All of the data needs to be repeated exactly.
— Start of Material for the task —
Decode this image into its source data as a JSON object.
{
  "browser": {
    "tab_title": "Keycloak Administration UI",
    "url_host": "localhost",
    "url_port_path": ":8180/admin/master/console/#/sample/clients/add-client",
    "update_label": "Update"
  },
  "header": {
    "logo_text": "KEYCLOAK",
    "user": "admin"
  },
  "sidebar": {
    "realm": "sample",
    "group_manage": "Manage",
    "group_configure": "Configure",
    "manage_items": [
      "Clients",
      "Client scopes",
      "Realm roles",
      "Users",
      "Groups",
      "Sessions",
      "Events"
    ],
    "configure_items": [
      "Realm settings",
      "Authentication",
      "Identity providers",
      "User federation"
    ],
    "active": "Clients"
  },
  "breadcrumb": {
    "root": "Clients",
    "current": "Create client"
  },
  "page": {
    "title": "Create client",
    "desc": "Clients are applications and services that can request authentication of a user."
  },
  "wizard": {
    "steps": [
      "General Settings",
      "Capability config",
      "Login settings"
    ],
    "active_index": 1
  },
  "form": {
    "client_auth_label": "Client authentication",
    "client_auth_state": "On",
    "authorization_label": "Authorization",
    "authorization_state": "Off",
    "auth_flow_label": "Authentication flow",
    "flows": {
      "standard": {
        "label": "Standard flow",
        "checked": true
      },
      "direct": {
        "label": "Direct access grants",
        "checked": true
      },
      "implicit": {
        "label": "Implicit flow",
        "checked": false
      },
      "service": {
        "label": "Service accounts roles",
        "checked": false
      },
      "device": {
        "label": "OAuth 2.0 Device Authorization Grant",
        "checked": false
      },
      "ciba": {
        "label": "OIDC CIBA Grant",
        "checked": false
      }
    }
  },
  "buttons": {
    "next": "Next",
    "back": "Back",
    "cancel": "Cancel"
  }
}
— End of Material for the task —
*Answer for this exercise:*
Decode this image into its source data as a JSON object.
{
  "browser": {
    "tab_title": "Keycloak Administration UI",
    "url_host": "localhost",
    "url_port_path": ":8180/admin/master/console/#/sample/clients/add-client",
    "update_label": "Update"
  },
  "header": {
    "logo_text": "KEYCLOAK",
    "user": "admin"
  },
  "sidebar": {
    "realm": "sample",
    "group_manage": "Manage",
    "group_configure": "Configure",
    "manage_items": [
      "Clients",
      "Client scopes",
      "Realm roles",
      "Users",
      "Groups",
      "Sessions",
      "Events"
    ],
    "configure_items": [
      "Realm settings",
      "Authentication",
      "Identity providers",
      "User federation"
    ],
    "active": "Clients"
  },
  "breadcrumb": {
    "root": "Clients",
    "current": "Create client"
  },
  "page": {
    "title": "Create client",
    "desc": "Clients are applications and services that can request authentication of a user."
  },
  "wizard": {
    "steps": [
      "General Settings",
      "Capability config",
      "Login settings"
    ],
    "active_index": 1
  },
  "form": {
    "client_auth_label": "Client authentication",
    "client_auth_state": "On",
    "authorization_label": "Authorization",
    "authorization_state": "Off",
    "auth_flow_label": "Authentication flow",
    "flows": {
      "standard": {
        "label": "Standard flow",
        "checked": true
      },
      "direct": {
        "label": "Direct access grants",
        "checked": true
      },
      "implicit": {
        "label": "Implicit flow",
        "checked": false
      },
      "service": {
        "label": "Service accounts roles",
        "checked": false
      },
      "device": {
        "label": "OAuth 2.0 Device Authorization Grant",
        "checked": false
      },
      "ciba": {
        "label": "OIDC CIBA Grant",
        "checked": false
      }
    }
  },
  "buttons": {
    "next": "Next",
    "back": "Back",
    "cancel": "Cancel"
  }
}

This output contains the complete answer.